_EXERCISE OBJECTIVE:_
Identify each line containing the word "started" and copy it.

_RECORDS FOR THIS EXERCISE:_
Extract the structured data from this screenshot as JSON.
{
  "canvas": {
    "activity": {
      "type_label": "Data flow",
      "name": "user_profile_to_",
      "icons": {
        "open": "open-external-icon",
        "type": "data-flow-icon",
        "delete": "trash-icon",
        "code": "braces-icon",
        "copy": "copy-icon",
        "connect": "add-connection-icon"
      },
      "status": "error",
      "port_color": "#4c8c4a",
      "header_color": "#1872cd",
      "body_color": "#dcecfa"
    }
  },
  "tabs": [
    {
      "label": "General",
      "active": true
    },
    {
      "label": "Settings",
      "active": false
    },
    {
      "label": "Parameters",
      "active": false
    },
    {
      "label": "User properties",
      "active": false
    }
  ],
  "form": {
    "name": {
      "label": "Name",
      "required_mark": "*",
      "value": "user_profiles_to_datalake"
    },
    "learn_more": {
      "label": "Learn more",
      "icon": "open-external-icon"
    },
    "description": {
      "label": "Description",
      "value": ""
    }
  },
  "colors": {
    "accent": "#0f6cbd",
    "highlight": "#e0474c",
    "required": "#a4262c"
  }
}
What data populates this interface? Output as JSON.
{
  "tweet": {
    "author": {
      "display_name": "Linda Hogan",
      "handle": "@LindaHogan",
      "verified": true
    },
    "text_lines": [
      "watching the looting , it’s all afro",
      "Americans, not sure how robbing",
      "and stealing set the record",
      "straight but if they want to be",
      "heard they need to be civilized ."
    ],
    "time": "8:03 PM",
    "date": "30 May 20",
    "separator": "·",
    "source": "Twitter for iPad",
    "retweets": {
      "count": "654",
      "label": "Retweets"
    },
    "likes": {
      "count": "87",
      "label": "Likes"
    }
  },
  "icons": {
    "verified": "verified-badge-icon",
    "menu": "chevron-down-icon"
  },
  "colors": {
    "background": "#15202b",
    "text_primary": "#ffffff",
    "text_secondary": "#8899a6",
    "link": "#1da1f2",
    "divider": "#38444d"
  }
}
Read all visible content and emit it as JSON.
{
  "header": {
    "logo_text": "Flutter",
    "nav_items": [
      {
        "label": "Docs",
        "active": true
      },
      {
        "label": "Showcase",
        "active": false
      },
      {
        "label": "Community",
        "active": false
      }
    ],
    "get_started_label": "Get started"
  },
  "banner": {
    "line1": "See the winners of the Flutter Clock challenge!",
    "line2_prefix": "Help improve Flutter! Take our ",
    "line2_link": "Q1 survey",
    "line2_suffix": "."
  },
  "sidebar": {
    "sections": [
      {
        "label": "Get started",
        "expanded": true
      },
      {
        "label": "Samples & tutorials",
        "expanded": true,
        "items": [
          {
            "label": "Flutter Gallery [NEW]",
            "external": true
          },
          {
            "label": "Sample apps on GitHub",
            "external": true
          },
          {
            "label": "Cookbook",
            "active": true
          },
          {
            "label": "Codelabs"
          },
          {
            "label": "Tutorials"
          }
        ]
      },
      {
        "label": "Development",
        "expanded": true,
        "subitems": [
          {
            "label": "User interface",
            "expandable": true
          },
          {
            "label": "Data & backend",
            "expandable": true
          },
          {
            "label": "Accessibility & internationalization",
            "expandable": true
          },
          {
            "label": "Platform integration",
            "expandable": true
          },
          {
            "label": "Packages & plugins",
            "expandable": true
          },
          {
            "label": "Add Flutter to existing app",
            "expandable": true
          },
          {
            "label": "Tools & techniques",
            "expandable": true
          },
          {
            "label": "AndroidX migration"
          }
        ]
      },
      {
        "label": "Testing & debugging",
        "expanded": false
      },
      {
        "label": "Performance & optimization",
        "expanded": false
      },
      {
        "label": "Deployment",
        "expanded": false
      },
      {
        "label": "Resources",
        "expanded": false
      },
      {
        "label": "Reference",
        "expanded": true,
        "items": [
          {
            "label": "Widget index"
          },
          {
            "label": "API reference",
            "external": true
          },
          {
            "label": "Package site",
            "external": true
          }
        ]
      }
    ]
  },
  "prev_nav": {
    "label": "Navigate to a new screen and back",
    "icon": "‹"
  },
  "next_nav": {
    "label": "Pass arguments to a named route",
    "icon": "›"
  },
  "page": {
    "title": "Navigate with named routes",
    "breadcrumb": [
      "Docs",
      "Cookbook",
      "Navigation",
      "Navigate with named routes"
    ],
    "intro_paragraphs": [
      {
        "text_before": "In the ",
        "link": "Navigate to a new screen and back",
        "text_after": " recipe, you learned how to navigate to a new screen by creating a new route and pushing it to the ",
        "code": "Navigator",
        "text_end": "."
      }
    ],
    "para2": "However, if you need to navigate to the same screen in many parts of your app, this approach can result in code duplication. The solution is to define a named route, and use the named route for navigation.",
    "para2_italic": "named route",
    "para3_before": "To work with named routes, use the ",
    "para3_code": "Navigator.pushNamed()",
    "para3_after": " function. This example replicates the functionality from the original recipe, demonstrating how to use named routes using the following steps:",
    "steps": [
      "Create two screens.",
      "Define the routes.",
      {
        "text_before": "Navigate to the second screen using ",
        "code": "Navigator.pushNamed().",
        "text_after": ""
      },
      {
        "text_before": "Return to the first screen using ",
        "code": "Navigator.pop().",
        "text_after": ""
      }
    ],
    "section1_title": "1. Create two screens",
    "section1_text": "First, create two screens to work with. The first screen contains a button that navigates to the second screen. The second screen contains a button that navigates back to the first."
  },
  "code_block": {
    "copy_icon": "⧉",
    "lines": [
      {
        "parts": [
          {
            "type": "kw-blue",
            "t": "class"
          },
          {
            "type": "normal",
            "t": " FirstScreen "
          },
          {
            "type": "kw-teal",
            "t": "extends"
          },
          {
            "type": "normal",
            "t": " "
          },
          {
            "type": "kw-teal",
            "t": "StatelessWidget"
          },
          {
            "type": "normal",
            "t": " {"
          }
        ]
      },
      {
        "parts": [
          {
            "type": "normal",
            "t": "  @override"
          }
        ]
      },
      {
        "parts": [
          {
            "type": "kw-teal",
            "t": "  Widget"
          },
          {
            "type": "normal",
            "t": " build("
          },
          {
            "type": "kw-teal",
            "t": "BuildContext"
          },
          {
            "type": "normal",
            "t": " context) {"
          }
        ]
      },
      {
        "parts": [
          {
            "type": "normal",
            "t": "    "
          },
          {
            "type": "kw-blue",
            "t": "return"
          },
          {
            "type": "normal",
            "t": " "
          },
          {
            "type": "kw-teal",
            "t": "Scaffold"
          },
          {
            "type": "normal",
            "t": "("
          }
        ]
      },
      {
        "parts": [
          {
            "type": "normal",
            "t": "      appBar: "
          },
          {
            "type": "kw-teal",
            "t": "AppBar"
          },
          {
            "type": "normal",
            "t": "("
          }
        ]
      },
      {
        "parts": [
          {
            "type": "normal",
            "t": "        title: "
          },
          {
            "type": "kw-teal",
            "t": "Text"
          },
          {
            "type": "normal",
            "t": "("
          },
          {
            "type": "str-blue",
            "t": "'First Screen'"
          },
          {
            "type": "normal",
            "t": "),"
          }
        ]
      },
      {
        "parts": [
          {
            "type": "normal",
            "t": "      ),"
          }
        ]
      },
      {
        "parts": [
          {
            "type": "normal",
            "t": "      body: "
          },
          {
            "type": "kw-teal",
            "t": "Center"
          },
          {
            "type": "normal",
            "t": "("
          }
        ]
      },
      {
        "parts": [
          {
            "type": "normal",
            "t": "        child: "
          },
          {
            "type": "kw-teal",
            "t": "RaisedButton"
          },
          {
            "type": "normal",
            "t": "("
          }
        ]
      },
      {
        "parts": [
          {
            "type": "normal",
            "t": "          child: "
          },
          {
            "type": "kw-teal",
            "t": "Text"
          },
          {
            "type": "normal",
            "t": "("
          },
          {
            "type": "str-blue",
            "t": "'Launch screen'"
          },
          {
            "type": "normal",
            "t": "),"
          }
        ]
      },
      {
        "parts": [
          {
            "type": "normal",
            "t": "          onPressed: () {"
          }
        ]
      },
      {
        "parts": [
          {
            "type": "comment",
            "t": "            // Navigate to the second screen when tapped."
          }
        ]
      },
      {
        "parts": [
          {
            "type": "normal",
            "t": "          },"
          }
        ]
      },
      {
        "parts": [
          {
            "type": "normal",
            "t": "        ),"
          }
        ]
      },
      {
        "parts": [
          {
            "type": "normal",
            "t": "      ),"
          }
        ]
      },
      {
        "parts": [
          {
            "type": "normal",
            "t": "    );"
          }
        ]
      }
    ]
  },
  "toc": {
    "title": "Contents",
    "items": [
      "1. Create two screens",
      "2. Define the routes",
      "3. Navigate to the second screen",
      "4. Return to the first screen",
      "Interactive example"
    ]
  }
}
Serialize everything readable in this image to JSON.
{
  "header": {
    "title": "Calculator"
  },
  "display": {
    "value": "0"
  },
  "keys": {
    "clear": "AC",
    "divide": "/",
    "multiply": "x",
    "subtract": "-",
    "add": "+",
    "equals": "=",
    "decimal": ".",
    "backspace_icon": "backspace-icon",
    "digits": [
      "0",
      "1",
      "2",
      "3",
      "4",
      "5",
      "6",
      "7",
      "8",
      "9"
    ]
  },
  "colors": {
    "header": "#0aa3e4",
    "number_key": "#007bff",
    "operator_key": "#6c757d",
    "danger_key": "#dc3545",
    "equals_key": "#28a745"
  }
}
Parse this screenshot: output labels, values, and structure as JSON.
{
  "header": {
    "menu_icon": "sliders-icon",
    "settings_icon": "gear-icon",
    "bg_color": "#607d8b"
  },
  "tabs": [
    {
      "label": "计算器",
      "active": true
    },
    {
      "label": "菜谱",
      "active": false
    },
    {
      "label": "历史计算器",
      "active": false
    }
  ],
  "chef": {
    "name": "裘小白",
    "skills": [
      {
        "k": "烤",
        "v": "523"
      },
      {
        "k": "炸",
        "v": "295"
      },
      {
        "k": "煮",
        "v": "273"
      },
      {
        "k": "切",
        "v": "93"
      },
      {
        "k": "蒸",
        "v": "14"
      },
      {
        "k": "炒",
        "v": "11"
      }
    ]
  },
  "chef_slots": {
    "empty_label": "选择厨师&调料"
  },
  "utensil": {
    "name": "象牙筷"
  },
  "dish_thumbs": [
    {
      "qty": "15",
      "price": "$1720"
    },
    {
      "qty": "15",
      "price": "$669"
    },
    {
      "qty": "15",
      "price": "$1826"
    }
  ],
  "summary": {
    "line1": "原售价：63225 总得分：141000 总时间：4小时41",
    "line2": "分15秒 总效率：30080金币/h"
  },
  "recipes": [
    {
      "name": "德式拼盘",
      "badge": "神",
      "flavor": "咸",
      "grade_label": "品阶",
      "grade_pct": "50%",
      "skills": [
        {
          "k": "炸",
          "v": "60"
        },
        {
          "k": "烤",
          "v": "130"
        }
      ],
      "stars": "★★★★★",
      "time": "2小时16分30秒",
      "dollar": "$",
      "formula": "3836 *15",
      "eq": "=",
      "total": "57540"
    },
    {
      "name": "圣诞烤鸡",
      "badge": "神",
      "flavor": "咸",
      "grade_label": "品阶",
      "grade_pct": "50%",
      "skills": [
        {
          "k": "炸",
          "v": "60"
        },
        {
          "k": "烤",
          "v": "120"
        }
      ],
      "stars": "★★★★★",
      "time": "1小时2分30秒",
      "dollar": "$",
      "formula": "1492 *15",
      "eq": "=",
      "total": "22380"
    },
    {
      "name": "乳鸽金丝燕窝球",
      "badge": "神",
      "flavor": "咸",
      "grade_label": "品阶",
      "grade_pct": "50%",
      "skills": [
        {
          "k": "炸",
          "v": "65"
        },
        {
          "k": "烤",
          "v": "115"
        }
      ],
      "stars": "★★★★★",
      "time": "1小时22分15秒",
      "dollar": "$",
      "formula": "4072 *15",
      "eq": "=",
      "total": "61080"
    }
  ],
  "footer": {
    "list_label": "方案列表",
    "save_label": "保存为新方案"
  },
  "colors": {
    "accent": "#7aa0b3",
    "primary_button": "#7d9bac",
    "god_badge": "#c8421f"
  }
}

_EXERCISE ANSWER:_
    "get_started_label": "Get started"
        "label": "Get started",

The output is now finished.